◆ **What the exercise asks**: Provide only the number of lines in the records below that include "down".
++++++++++++++++++++
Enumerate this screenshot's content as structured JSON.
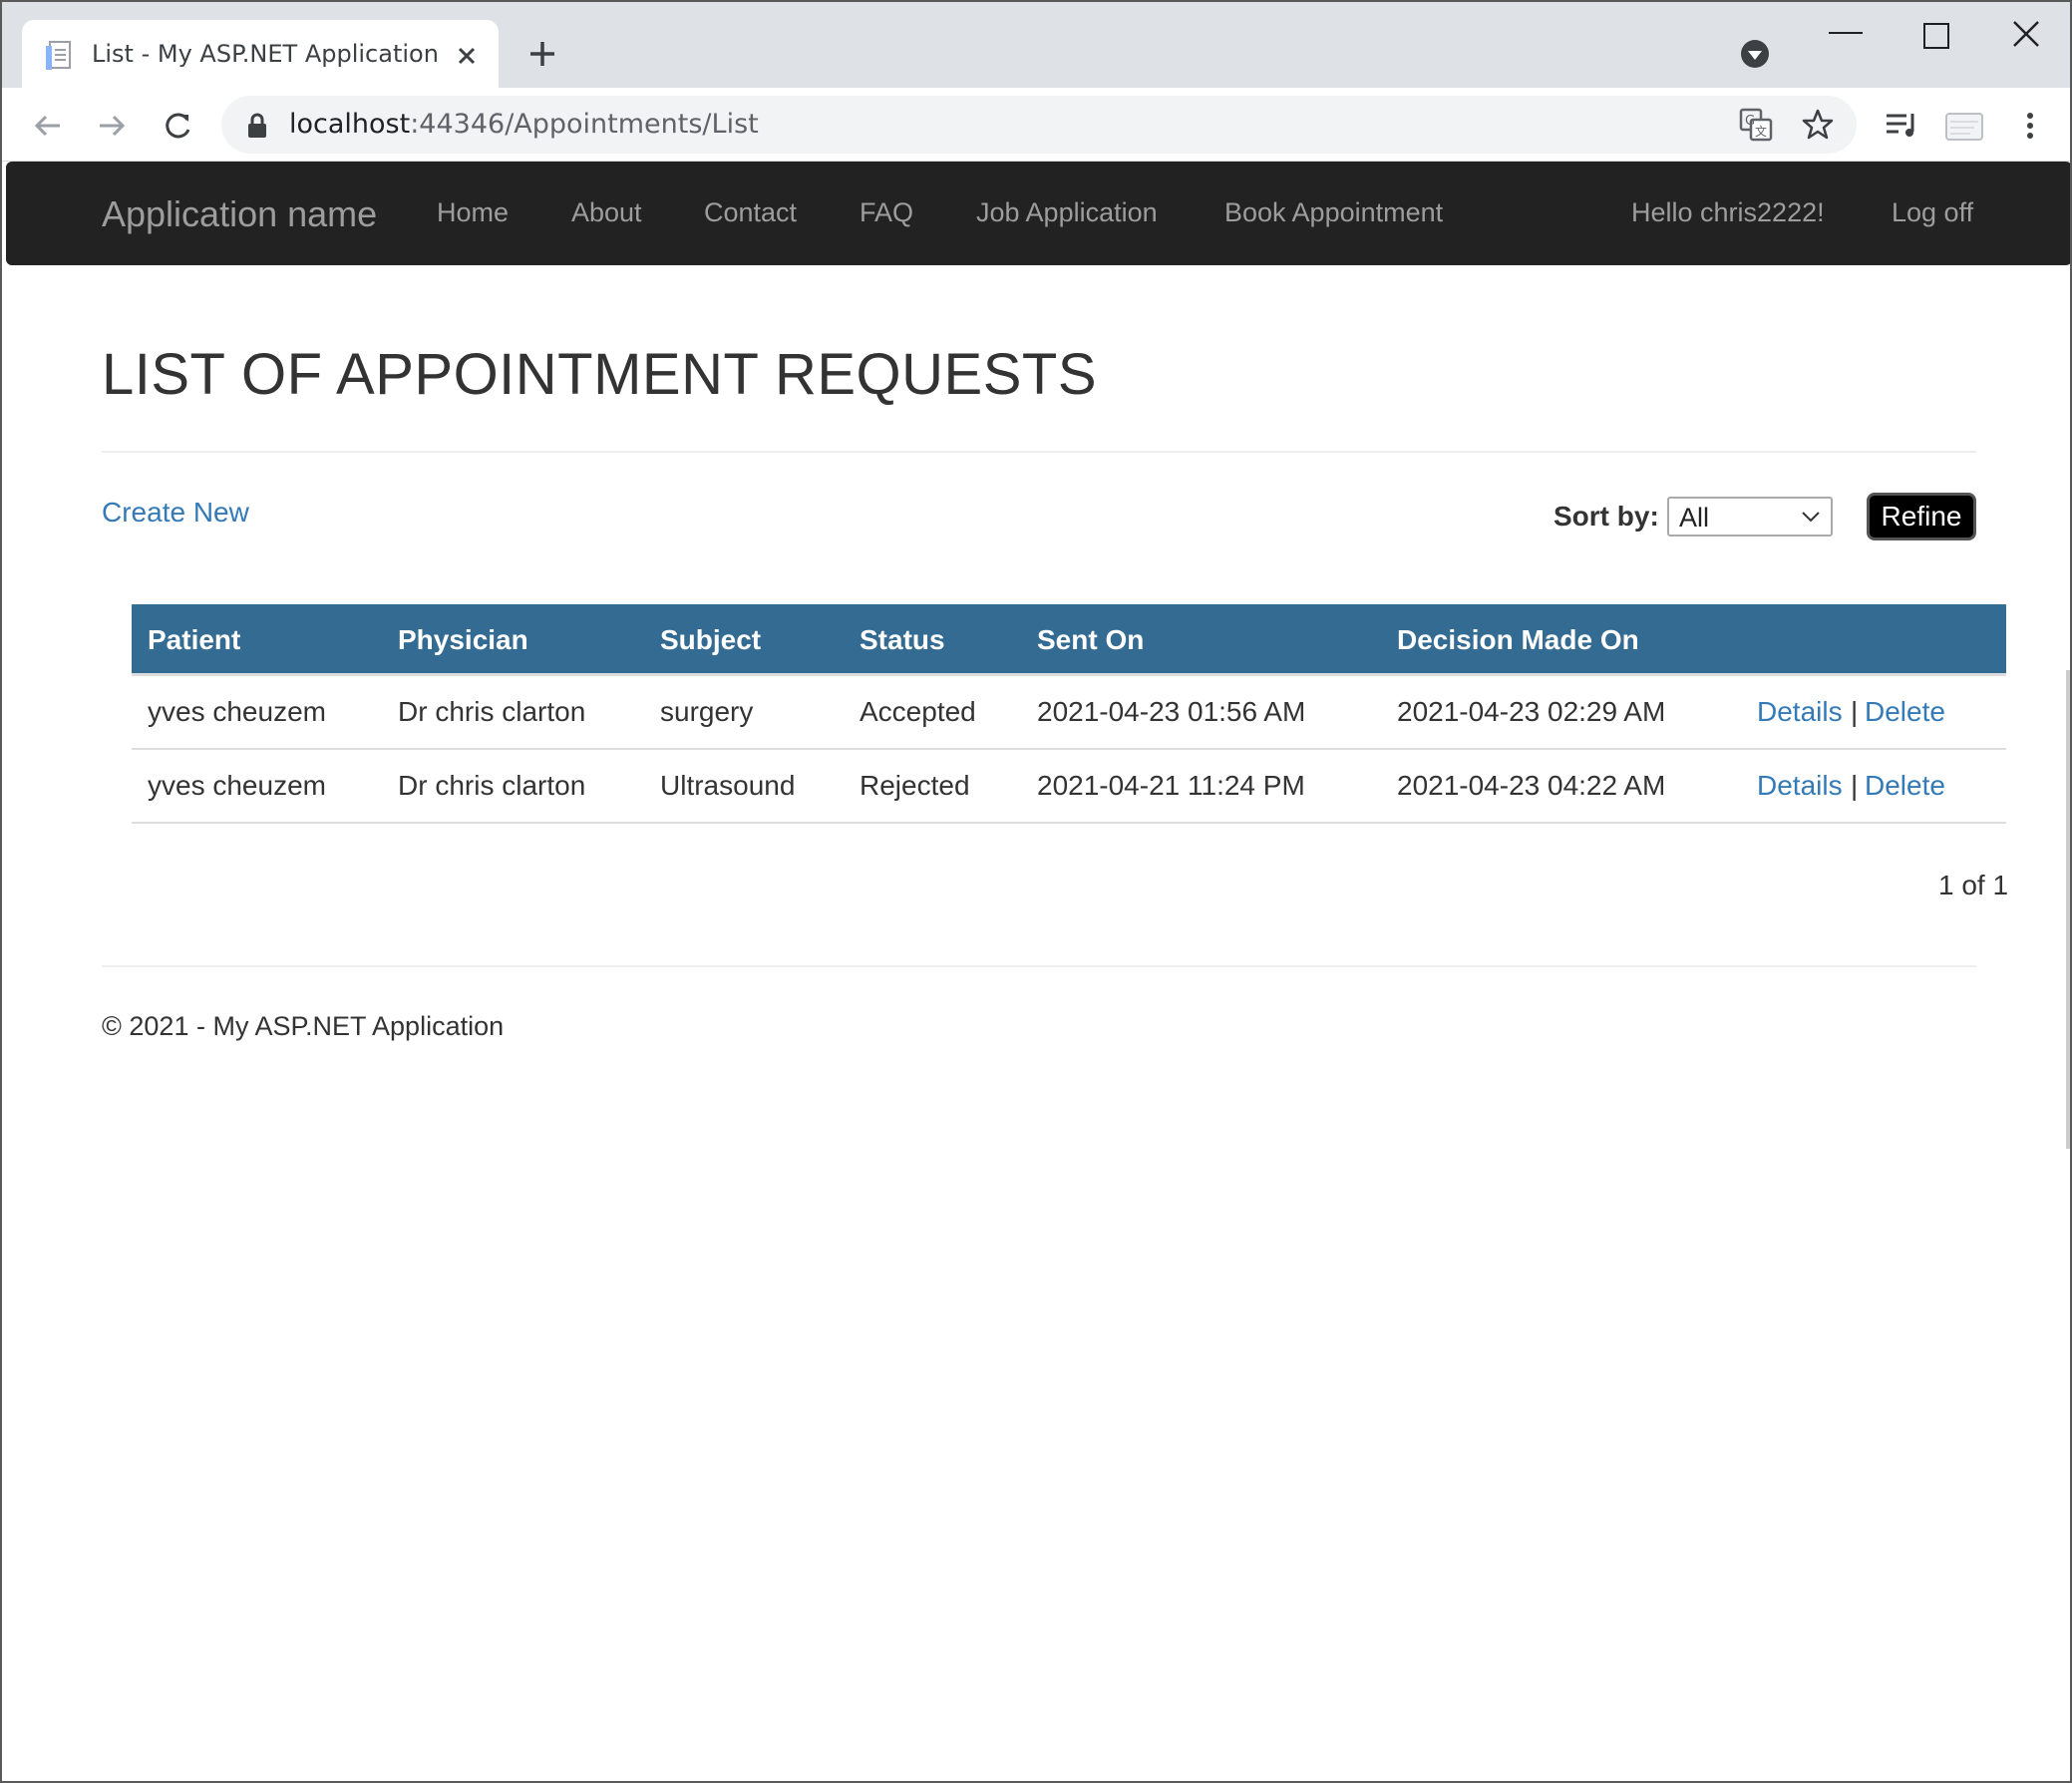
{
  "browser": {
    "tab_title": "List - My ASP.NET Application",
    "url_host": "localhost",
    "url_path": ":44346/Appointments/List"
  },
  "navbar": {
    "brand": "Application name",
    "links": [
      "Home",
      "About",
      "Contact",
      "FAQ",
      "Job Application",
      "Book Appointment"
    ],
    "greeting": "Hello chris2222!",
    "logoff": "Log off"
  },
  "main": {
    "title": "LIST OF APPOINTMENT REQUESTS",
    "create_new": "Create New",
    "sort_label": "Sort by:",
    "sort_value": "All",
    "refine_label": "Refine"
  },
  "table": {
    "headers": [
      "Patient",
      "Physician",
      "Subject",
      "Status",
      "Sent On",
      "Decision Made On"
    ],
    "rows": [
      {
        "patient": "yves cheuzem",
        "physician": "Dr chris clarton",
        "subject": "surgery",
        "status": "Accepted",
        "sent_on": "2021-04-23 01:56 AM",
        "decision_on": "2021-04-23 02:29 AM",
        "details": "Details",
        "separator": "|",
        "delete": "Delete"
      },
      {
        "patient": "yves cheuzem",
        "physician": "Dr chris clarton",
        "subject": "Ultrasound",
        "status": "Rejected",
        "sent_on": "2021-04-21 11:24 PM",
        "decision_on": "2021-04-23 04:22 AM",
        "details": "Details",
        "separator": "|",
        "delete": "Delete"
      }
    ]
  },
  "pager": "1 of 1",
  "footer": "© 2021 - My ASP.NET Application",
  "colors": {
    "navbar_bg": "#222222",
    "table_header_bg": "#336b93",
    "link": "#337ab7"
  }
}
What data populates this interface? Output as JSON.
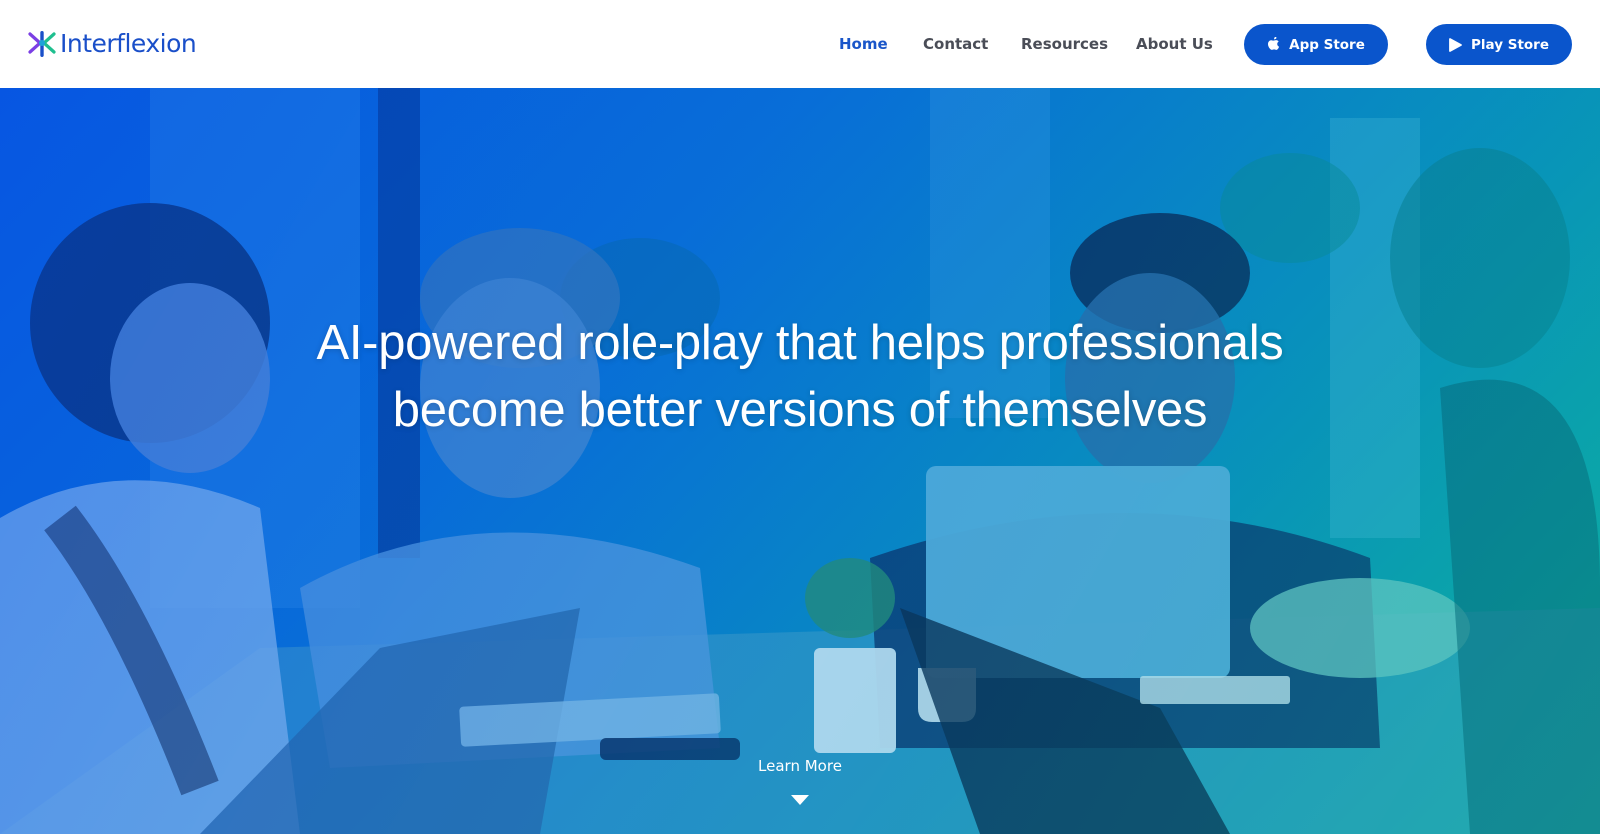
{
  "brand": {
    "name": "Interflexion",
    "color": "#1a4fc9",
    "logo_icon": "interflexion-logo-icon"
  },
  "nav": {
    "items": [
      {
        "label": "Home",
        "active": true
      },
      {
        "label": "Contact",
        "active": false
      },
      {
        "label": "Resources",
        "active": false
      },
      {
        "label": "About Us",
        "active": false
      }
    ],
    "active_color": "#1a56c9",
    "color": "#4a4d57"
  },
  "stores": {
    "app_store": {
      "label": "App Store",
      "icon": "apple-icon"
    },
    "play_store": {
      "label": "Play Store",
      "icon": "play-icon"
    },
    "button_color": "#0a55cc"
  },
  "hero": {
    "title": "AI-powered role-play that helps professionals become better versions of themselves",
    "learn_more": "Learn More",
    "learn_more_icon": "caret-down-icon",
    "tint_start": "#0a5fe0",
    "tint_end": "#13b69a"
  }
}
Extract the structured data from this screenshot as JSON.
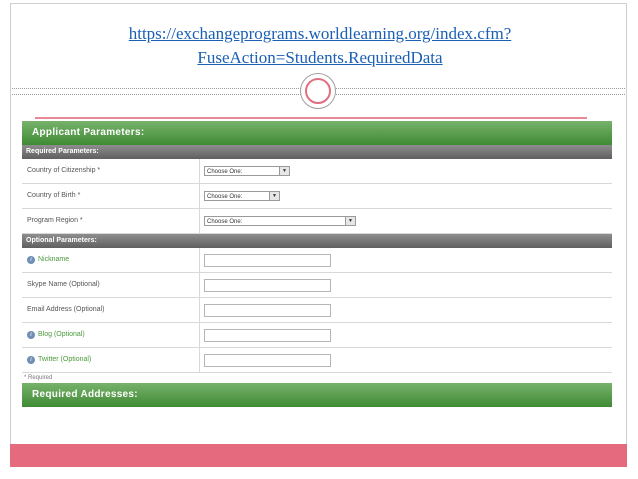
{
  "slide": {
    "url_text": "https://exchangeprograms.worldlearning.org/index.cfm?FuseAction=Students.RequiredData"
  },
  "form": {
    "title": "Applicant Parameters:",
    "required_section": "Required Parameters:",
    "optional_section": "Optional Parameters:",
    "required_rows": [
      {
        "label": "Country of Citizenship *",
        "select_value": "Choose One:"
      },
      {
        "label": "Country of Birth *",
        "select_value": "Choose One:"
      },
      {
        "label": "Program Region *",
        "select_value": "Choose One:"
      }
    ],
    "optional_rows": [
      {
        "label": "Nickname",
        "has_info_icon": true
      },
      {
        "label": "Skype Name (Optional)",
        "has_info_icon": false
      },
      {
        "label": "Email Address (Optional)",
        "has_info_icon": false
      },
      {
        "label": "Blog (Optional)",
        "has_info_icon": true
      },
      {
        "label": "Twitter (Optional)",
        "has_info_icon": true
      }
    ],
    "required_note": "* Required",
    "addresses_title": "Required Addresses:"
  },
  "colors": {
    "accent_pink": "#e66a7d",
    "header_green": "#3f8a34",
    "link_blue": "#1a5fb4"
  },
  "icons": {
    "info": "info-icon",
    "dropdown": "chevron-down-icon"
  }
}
++++++++++++++++++++
◆ **Expected answer**: 2